PROMPT: Copy the lines verbatim, starting at the line with "maximize-button[interactable]: □ <box>608" and ending with the line with "cell-specialty[interactable]: Машиностроение <box>131 215", both of them included.

**** MATERIAL SHOWN

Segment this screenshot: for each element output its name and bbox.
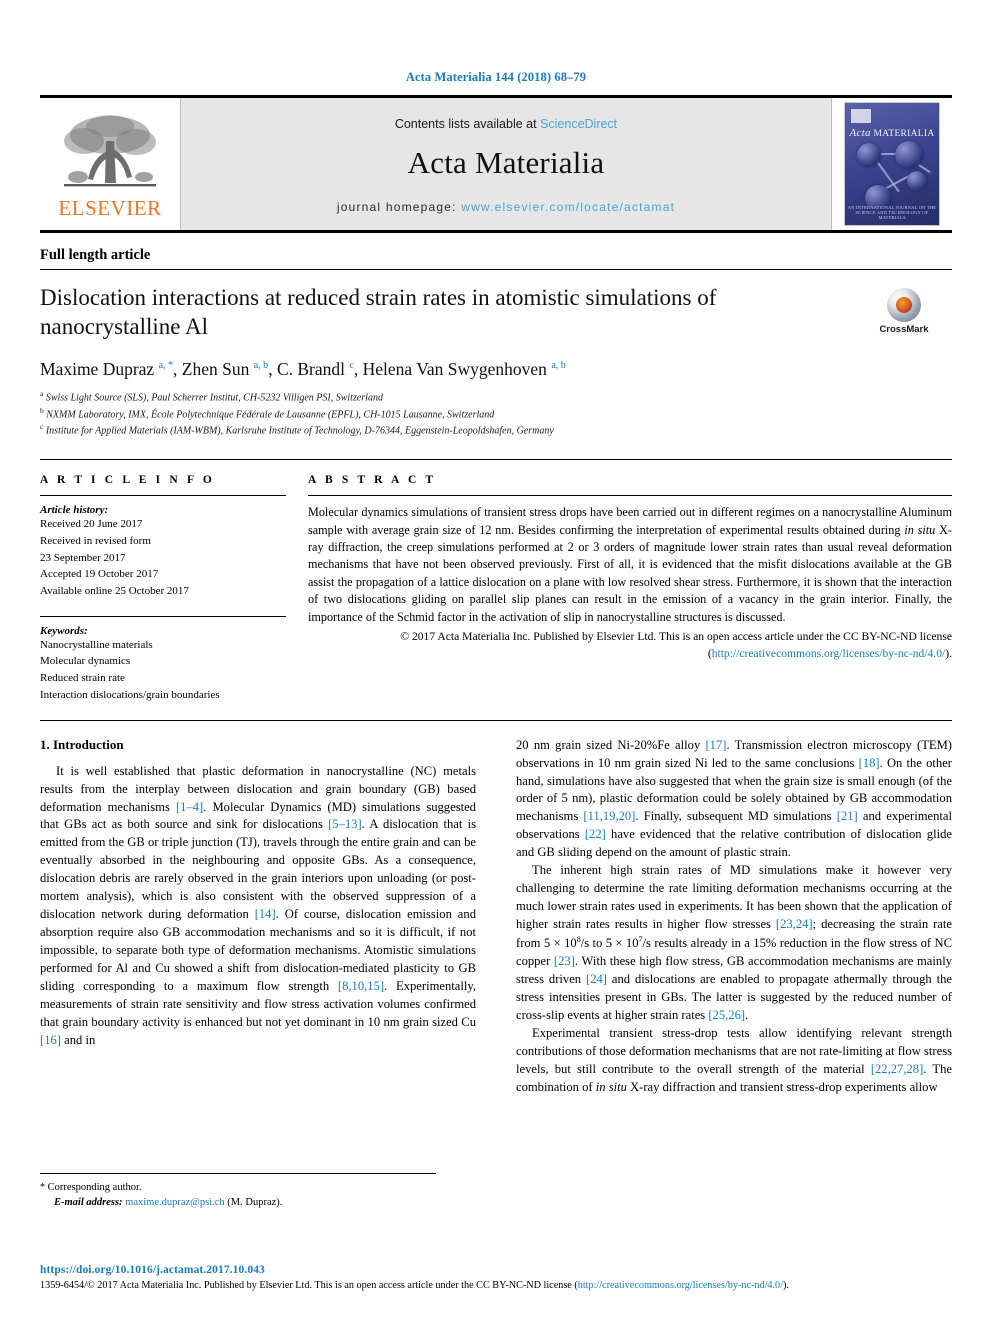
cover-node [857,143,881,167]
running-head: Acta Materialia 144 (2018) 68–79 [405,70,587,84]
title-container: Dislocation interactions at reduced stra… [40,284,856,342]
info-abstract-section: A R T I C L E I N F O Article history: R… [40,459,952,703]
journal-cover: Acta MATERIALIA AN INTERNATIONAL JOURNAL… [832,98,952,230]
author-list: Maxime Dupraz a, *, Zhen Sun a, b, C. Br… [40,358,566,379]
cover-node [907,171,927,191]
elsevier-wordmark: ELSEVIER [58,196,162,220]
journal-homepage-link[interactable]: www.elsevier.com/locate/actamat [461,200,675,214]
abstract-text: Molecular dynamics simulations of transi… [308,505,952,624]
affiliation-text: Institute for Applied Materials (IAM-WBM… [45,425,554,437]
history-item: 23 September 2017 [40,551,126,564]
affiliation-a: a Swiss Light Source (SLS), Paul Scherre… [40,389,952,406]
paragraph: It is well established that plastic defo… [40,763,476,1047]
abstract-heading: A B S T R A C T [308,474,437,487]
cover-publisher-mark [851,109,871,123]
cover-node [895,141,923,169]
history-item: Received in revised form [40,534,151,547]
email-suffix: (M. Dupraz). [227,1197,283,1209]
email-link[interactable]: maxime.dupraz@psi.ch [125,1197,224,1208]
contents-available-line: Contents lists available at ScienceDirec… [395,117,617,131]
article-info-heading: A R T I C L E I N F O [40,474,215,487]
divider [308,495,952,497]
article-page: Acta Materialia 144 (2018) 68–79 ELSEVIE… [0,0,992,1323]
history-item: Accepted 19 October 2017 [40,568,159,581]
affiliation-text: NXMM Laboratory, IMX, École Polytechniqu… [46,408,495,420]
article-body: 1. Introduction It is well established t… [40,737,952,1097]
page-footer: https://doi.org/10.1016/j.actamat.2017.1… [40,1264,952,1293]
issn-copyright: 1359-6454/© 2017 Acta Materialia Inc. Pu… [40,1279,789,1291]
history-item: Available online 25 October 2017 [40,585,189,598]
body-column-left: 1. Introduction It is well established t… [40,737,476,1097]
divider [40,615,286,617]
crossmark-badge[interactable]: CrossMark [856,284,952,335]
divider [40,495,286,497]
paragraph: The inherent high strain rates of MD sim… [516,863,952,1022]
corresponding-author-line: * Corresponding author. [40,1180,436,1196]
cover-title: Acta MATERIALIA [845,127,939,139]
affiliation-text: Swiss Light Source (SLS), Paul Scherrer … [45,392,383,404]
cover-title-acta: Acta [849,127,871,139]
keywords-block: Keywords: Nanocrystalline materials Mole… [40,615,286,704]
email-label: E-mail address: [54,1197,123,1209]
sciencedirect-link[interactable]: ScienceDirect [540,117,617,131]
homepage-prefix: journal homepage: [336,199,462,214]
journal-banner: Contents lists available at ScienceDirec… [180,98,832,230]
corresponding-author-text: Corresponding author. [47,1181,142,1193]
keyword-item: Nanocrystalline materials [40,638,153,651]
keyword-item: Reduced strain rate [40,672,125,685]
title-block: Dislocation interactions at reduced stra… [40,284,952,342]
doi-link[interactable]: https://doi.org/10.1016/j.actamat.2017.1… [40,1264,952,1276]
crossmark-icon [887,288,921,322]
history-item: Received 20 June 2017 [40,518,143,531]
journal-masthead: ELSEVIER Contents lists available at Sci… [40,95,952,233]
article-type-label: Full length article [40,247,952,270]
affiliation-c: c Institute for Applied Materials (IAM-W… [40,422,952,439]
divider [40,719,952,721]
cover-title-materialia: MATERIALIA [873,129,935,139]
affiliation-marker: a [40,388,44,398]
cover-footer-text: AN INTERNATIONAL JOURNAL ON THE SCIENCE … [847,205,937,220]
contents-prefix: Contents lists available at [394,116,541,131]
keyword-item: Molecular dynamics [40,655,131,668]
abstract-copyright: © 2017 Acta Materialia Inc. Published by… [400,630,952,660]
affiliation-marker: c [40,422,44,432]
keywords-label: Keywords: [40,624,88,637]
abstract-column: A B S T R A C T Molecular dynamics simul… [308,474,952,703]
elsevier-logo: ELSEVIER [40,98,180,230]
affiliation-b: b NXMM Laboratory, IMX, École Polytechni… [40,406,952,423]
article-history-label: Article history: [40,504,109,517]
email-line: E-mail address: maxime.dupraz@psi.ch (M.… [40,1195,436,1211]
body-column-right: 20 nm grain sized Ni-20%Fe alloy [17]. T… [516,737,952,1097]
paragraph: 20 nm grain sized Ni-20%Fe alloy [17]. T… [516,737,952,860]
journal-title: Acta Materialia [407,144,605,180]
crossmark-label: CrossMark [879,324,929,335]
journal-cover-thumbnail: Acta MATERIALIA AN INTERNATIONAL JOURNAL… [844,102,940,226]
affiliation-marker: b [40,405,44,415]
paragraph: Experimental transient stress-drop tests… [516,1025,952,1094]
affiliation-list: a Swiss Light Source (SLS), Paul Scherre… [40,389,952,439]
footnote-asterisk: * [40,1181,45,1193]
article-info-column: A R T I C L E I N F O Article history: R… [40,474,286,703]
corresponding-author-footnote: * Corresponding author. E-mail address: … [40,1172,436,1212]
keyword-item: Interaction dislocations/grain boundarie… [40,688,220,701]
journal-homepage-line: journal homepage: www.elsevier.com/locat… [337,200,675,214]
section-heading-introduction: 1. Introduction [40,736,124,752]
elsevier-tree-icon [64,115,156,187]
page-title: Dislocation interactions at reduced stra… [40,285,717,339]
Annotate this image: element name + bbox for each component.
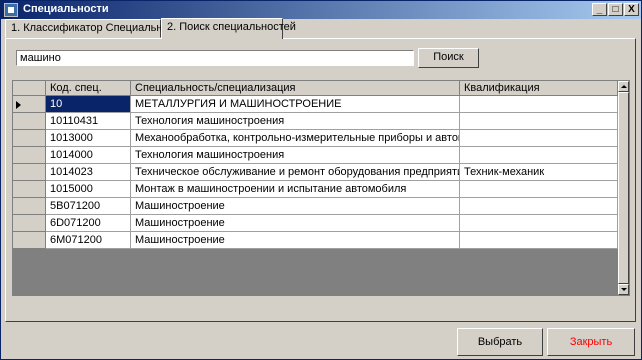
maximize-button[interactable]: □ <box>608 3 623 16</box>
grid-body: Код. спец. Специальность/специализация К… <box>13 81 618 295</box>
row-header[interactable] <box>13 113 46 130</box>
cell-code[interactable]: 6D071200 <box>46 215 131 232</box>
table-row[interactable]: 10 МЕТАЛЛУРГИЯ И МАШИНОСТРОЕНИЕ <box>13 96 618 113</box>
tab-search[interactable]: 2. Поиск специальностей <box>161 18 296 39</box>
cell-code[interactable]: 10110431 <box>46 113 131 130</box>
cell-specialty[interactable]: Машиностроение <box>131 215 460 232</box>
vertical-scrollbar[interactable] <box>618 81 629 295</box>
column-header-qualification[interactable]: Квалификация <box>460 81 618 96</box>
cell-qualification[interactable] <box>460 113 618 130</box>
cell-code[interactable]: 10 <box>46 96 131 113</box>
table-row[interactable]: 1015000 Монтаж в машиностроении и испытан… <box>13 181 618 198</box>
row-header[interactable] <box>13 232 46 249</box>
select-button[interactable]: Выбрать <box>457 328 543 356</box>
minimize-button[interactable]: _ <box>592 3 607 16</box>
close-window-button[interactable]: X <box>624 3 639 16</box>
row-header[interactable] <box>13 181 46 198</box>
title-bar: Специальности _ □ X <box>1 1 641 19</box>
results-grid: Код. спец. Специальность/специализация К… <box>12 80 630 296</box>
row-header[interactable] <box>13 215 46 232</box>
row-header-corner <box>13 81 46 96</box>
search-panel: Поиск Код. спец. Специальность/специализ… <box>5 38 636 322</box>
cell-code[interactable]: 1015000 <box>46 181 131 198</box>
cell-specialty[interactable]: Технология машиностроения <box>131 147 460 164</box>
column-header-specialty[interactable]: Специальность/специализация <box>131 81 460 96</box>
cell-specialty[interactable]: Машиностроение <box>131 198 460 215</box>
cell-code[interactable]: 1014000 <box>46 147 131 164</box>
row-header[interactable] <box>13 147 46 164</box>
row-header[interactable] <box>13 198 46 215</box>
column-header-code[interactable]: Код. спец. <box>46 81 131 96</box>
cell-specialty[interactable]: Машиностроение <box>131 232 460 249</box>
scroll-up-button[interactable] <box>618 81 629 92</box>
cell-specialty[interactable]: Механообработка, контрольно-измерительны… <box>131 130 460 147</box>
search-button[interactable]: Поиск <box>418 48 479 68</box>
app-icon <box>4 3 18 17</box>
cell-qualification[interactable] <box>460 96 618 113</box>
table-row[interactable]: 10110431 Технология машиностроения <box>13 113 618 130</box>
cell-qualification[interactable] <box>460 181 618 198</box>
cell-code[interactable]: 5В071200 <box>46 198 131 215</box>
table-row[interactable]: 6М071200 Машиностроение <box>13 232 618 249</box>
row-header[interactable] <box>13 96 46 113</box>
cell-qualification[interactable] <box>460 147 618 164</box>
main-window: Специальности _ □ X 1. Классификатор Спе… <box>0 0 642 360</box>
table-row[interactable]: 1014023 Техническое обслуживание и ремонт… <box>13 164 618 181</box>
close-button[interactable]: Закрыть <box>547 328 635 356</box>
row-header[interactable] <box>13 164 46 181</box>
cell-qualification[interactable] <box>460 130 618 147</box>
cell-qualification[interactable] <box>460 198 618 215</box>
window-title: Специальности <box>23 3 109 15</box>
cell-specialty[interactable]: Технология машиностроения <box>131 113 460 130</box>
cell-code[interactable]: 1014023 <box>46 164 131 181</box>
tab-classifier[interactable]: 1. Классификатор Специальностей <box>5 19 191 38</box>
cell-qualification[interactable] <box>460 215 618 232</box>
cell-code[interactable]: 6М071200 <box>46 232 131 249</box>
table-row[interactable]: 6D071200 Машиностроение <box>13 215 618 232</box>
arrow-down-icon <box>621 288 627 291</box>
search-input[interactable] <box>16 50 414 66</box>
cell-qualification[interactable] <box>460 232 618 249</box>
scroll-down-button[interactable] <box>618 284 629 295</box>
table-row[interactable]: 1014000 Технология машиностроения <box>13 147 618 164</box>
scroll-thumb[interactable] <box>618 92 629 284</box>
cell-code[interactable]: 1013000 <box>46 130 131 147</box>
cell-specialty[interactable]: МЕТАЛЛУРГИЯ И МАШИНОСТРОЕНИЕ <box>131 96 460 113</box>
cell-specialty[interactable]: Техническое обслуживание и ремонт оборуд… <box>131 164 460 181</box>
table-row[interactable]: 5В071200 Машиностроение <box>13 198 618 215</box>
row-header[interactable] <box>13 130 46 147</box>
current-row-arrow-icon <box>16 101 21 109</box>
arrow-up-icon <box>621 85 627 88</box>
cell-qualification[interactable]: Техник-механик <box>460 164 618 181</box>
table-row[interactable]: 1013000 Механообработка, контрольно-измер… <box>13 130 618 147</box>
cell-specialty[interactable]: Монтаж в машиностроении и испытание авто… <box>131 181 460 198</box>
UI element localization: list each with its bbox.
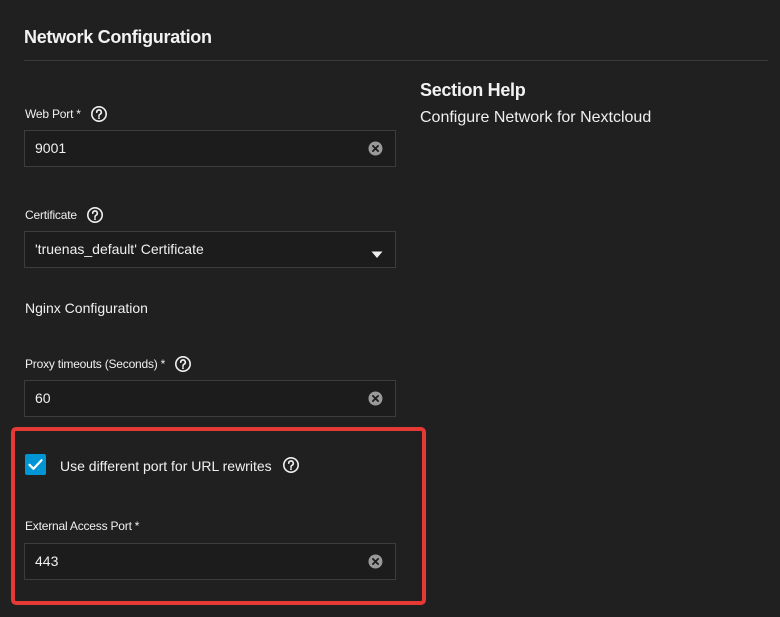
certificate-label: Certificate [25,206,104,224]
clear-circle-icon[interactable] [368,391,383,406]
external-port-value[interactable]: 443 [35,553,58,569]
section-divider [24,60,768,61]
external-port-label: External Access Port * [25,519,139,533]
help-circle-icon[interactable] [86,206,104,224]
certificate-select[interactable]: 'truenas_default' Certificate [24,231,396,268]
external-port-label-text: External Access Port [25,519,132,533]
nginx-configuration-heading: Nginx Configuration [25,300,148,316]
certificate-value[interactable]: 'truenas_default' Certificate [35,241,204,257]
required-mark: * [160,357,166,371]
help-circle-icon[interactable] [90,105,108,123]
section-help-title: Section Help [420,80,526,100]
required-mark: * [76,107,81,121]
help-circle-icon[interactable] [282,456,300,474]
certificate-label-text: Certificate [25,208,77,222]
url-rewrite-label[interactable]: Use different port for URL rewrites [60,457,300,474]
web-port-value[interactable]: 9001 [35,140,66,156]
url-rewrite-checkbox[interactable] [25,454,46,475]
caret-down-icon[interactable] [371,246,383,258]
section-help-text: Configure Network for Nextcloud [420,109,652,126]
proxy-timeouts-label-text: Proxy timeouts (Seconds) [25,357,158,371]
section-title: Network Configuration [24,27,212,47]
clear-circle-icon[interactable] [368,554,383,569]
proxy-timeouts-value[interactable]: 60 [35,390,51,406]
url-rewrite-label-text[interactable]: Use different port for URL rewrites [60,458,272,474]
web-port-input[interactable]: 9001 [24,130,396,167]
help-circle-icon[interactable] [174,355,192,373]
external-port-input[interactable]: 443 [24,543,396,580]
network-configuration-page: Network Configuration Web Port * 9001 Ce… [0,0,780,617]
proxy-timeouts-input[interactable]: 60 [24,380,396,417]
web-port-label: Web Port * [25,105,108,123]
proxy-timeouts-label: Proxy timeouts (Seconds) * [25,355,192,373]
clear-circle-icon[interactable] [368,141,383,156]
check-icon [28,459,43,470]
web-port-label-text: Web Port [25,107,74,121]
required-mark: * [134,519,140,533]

********

COMPLETE OUTPUT:
maximize-button[interactable]: □ <box>608 3 623 16</box>
grid-body: Код. спец. Специальность/специализация К… <box>13 81 618 295</box>
row-header[interactable] <box>13 113 46 130</box>
cell-code[interactable]: 6D071200 <box>46 215 131 232</box>
table-row[interactable]: 10 МЕТАЛЛУРГИЯ И МАШИНОСТРОЕНИЕ <box>13 96 618 113</box>
tab-search[interactable]: 2. Поиск специальностей <box>161 18 296 39</box>
cell-code[interactable]: 10110431 <box>46 113 131 130</box>
cell-specialty[interactable]: Машиностроение <box>131 215 460 232</box>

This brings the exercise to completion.